**Work to be completed**: Copy every line of the data exactly, leaving nothing out.

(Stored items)
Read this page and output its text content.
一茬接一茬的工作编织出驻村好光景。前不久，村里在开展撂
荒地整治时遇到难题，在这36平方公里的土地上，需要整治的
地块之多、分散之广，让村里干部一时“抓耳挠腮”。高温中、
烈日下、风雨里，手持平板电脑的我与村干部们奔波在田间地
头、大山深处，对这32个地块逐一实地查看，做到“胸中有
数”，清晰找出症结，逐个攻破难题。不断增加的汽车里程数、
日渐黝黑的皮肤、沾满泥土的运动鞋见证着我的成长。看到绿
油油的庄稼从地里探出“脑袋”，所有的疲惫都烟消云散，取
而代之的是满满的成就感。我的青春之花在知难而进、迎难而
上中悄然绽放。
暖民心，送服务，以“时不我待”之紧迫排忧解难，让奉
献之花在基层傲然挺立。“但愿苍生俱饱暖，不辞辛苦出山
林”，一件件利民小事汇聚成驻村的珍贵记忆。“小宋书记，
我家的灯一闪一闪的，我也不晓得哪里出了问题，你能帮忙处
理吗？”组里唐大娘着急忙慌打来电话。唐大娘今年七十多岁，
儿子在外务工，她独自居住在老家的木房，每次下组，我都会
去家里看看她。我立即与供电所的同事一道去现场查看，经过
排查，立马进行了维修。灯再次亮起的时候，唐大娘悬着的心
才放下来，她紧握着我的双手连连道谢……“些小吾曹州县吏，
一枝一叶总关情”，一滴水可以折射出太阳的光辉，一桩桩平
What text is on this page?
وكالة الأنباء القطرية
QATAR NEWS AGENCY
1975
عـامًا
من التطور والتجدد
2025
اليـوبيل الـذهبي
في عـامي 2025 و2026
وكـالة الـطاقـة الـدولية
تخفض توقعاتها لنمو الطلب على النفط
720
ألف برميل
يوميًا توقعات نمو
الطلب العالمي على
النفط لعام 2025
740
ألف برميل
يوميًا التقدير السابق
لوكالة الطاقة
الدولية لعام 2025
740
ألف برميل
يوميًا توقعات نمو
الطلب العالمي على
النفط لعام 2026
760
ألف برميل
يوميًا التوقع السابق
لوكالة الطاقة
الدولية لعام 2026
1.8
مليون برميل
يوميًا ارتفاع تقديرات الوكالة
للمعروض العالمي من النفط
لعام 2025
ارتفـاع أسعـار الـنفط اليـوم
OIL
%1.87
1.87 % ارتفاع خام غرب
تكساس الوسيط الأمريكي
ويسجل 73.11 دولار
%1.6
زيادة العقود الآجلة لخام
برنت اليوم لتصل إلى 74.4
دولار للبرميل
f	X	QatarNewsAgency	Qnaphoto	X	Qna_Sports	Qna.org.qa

**Result of the exercise**:
Read this page and output its text content.
一茬接一茬的工作编织出驻村好光景。前不久，村里在开展撂
荒地整治时遇到难题，在这36平方公里的土地上，需要整治的
地块之多、分散之广，让村里干部一时“抓耳挠腮”。高温中、
烈日下、风雨里，手持平板电脑的我与村干部们奔波在田间地
头、大山深处，对这32个地块逐一实地查看，做到“胸中有
数”，清晰找出症结，逐个攻破难题。不断增加的汽车里程数、
日渐黝黑的皮肤、沾满泥土的运动鞋见证着我的成长。看到绿
油油的庄稼从地里探出“脑袋”，所有的疲惫都烟消云散，取
而代之的是满满的成就感。我的青春之花在知难而进、迎难而
上中悄然绽放。
暖民心，送服务，以“时不我待”之紧迫排忧解难，让奉
献之花在基层傲然挺立。“但愿苍生俱饱暖，不辞辛苦出山
林”，一件件利民小事汇聚成驻村的珍贵记忆。“小宋书记，
我家的灯一闪一闪的，我也不晓得哪里出了问题，你能帮忙处
理吗？”组里唐大娘着急忙慌打来电话。唐大娘今年七十多岁，
儿子在外务工，她独自居住在老家的木房，每次下组，我都会
去家里看看她。我立即与供电所的同事一道去现场查看，经过
排查，立马进行了维修。灯再次亮起的时候，唐大娘悬着的心
才放下来，她紧握着我的双手连连道谢……“些小吾曹州县吏，
一枝一叶总关情”，一滴水可以折射出太阳的光辉，一桩桩平
What text is on this page?
وكالة الأنباء القطرية
QATAR NEWS AGENCY
1975
عـامًا
من التطور والتجدد
2025
اليـوبيل الـذهبي
في عـامي 2025 و2026
وكـالة الـطاقـة الـدولية
تخفض توقعاتها لنمو الطلب على النفط
720
ألف برميل
يوميًا توقعات نمو
الطلب العالمي على
النفط لعام 2025
740
ألف برميل
يوميًا التقدير السابق
لوكالة الطاقة
الدولية لعام 2025
740
ألف برميل
يوميًا توقعات نمو
الطلب العالمي على
النفط لعام 2026
760
ألف برميل
يوميًا التوقع السابق
لوكالة الطاقة
الدولية لعام 2026
1.8
مليون برميل
يوميًا ارتفاع تقديرات الوكالة
للمعروض العالمي من النفط
لعام 2025
ارتفـاع أسعـار الـنفط اليـوم
OIL
%1.87
1.87 % ارتفاع خام غرب
تكساس الوسيط الأمريكي
ويسجل 73.11 دولار
%1.6
زيادة العقود الآجلة لخام
برنت اليوم لتصل إلى 74.4
دولار للبرميل
f	X	QatarNewsAgency	Qnaphoto	X	Qna_Sports	Qna.org.qa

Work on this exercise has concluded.